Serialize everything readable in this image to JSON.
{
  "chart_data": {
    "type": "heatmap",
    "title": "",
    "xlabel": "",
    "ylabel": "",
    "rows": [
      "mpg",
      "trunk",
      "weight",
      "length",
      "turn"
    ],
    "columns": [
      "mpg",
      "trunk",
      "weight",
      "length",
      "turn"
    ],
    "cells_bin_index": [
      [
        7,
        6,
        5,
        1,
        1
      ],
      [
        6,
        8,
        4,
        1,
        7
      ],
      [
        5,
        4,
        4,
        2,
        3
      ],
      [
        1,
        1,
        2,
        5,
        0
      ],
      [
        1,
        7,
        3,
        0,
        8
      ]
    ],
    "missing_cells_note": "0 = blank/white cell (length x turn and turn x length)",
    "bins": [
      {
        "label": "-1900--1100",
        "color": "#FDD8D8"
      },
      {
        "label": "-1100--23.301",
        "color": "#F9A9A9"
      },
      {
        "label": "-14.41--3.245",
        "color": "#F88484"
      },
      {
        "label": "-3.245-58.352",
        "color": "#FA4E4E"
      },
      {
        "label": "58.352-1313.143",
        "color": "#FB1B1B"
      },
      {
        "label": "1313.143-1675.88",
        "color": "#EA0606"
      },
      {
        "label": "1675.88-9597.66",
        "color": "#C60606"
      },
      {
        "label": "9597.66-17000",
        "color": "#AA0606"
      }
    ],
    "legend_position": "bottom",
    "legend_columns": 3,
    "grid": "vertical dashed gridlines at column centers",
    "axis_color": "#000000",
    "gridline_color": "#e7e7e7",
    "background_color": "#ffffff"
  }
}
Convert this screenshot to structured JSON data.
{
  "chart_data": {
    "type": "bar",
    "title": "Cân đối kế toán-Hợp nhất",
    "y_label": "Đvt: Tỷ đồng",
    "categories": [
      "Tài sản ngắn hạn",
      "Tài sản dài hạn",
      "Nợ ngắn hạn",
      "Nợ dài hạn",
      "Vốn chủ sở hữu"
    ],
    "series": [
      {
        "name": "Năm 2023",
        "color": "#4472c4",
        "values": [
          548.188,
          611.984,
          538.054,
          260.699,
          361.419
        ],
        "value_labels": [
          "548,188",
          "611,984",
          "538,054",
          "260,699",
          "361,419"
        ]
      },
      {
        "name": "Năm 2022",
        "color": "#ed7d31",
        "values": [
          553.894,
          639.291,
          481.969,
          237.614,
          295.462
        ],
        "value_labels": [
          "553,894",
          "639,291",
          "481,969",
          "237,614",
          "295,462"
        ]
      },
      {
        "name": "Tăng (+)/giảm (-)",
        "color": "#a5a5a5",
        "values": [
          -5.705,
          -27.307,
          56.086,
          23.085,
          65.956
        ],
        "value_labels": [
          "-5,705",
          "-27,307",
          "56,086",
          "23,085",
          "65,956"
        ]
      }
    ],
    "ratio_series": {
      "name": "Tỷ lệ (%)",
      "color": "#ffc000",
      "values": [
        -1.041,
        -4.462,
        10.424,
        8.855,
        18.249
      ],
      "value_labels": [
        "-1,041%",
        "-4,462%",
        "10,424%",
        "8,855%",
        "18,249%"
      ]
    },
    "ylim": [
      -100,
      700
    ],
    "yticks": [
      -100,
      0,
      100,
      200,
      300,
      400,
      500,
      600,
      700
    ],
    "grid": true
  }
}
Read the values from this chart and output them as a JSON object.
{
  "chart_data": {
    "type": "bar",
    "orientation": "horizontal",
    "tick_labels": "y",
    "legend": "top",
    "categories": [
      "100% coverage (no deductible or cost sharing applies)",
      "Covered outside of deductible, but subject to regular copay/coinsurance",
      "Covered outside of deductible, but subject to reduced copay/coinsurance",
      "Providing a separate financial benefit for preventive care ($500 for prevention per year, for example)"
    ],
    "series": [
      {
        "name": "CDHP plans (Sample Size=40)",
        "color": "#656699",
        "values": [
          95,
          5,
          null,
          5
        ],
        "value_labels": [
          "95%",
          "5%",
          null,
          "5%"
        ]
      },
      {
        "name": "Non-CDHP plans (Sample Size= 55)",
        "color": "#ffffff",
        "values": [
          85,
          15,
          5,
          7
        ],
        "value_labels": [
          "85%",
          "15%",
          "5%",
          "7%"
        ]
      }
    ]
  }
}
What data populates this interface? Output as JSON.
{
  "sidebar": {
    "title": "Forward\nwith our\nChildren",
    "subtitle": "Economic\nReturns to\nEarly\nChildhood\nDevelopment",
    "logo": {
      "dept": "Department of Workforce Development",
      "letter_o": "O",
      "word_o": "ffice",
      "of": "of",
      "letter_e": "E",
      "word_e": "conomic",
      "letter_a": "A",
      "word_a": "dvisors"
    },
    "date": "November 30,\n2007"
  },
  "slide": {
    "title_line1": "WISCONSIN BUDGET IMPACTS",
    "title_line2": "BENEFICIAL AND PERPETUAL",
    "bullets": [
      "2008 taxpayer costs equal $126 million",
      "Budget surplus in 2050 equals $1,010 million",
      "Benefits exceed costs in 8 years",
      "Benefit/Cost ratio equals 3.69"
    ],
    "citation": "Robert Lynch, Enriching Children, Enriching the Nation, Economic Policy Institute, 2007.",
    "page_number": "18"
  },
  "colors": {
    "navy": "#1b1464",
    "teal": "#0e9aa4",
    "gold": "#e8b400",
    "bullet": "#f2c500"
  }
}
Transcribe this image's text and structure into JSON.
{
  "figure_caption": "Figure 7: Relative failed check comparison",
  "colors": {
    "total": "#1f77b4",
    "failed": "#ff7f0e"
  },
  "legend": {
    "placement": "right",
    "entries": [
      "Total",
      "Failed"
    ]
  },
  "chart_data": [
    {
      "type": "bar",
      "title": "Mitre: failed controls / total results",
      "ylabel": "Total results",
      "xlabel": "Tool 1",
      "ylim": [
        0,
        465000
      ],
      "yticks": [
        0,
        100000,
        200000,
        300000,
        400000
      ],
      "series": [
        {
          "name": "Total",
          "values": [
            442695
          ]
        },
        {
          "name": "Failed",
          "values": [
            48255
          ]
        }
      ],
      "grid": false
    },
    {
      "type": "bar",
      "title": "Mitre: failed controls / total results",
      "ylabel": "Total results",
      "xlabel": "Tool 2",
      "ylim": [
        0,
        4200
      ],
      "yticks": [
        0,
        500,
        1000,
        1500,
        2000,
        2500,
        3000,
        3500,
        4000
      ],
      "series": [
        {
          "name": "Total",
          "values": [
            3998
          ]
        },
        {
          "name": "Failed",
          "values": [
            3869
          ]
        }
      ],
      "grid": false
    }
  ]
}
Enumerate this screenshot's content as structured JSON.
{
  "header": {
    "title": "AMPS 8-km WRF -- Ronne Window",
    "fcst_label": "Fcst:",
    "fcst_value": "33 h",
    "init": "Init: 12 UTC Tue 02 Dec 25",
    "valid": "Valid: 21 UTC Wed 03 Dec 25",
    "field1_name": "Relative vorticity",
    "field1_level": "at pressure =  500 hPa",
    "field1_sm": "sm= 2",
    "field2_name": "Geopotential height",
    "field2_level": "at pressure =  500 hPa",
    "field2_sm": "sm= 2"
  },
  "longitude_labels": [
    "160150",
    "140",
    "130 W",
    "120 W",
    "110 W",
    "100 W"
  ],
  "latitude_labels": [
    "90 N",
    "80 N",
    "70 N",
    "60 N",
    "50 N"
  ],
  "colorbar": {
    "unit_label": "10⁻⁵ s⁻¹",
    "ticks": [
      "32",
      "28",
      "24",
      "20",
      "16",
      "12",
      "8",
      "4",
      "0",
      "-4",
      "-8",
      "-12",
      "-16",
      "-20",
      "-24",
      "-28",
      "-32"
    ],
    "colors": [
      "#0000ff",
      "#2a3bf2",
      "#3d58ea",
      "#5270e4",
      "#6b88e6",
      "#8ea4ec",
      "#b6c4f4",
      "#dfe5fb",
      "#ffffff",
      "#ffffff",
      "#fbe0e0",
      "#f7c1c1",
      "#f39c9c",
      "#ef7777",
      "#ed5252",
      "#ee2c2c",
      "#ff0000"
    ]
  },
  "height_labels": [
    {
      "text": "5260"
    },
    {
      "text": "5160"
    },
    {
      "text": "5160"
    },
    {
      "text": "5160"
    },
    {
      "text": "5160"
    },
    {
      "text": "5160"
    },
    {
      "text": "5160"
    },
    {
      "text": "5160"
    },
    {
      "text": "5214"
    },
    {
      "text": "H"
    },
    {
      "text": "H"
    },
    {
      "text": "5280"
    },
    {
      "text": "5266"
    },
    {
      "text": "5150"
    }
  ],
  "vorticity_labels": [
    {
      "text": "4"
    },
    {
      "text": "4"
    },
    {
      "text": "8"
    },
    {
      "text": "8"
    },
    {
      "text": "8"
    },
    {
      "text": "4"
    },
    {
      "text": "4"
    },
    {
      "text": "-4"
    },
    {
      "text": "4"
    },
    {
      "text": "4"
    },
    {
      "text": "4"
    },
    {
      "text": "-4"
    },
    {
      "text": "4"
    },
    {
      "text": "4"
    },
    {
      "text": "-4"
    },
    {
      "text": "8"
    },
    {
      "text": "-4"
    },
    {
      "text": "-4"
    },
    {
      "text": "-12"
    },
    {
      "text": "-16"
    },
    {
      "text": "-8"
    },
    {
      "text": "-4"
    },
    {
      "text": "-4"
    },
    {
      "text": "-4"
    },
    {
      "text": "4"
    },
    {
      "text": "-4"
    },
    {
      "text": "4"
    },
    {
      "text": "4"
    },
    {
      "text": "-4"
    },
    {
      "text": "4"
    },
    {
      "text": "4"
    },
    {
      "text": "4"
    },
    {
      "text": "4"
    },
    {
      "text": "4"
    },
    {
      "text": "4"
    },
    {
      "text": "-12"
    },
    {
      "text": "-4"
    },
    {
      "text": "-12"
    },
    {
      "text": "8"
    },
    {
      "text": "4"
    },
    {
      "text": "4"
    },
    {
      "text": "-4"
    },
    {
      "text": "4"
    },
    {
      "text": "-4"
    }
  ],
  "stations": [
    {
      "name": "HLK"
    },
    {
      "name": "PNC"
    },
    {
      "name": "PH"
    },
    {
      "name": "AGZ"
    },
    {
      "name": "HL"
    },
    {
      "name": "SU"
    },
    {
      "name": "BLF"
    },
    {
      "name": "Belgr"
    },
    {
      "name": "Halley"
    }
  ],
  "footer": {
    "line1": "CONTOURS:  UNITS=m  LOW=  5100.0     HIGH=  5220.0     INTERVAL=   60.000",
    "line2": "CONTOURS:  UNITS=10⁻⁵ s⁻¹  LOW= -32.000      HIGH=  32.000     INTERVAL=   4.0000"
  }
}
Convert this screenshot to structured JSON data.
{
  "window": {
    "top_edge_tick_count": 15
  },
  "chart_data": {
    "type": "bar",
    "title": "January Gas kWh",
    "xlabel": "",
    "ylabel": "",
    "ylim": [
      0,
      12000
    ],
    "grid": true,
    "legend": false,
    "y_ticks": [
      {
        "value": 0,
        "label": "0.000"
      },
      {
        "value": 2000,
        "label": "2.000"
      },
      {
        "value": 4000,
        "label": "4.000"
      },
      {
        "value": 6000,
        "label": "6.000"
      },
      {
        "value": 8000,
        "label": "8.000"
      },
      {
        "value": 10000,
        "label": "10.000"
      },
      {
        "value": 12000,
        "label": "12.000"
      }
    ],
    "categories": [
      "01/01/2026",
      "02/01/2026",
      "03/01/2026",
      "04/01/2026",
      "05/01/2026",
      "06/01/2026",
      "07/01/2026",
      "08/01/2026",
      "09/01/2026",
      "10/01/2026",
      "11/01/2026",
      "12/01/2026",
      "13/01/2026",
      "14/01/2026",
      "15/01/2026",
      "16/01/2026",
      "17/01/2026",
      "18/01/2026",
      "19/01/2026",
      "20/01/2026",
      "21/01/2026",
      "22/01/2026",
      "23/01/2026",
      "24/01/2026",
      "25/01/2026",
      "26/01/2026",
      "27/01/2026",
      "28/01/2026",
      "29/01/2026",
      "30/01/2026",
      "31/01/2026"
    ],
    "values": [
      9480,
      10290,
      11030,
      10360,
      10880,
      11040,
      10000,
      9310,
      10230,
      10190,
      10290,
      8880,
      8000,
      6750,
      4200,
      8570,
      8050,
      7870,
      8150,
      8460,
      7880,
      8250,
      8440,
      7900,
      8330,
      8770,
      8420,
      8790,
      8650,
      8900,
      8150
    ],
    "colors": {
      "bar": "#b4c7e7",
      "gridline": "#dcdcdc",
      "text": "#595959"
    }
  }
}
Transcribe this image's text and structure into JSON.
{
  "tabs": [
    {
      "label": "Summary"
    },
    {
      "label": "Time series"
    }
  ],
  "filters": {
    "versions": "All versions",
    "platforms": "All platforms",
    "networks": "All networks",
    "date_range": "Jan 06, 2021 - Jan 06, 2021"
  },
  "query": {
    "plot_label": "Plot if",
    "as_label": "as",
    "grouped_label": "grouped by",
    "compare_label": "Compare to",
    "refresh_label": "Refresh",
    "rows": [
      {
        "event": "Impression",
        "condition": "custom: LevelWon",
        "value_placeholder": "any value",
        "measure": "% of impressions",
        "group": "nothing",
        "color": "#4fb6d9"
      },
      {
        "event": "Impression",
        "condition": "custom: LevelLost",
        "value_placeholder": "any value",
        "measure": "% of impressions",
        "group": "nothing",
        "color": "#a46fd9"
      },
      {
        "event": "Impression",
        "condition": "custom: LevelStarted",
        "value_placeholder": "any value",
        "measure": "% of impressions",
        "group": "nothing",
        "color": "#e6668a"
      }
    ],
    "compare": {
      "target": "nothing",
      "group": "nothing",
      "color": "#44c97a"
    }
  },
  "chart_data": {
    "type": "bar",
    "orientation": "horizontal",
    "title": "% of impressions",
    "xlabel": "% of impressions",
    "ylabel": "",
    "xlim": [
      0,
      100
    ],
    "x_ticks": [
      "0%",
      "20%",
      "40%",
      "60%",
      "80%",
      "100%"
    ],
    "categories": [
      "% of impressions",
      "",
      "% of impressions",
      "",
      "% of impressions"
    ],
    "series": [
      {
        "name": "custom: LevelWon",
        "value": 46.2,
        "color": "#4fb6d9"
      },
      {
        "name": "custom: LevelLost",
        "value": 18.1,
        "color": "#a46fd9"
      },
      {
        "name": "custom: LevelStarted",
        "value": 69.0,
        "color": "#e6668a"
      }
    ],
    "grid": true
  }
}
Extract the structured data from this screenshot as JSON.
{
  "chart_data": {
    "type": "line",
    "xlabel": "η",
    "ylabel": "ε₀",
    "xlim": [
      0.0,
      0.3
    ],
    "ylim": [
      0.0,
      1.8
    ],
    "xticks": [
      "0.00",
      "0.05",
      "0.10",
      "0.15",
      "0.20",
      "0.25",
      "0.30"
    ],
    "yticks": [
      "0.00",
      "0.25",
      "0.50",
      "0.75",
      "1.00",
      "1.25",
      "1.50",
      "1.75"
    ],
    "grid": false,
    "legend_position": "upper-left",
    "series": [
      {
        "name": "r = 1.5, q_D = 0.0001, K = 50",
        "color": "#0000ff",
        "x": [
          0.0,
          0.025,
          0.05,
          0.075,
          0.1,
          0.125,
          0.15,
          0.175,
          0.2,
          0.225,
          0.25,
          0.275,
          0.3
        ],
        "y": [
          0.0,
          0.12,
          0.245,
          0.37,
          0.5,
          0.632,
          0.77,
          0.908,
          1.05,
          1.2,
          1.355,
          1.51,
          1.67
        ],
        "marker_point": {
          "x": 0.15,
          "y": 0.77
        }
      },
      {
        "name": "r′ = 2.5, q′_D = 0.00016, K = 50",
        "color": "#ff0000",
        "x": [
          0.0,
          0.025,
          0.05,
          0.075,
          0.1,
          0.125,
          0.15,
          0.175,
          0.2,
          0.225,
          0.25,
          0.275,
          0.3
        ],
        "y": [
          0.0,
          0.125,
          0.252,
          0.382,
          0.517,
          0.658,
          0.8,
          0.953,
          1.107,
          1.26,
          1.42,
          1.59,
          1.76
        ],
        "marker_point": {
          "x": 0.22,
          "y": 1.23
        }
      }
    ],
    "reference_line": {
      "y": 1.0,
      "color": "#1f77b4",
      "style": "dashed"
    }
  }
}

=== Exercise goal ===
List all lines in the material containing the string "Sample".

=== Written answer ===
        "name": "CDHP plans (Sample Size=40)",
        "name": "Non-CDHP plans (Sample Size= 55)",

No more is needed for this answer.